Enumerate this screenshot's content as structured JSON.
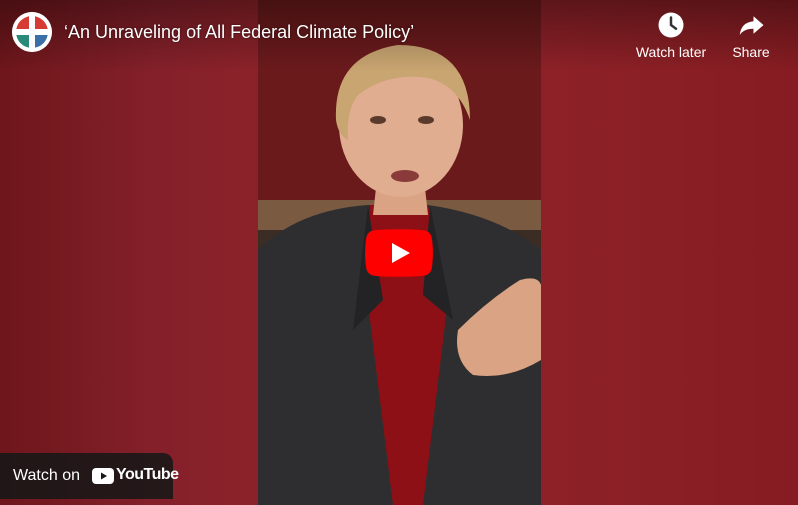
{
  "video": {
    "title": "‘An Unraveling of All Federal Climate Policy’"
  },
  "actions": {
    "watch_later_label": "Watch later",
    "share_label": "Share"
  },
  "footer": {
    "watch_on_label": "Watch on",
    "platform_label": "YouTube"
  },
  "icons": {
    "avatar": "channel-logo-icon",
    "watch_later": "clock-icon",
    "share": "share-arrow-icon",
    "play": "play-icon",
    "platform": "youtube-logo-icon"
  },
  "colors": {
    "background": "#8a1d24",
    "play_button": "#ff0000",
    "text": "#ffffff",
    "watch_on_bg": "#171717"
  }
}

+ + + + +

• TASK DIRECTIONS:
Using the records above, select and copy every line that has the word "logo".

• SOLUTION BELOW:
    "avatar": "channel-logo-icon",
    "platform": "youtube-logo-icon"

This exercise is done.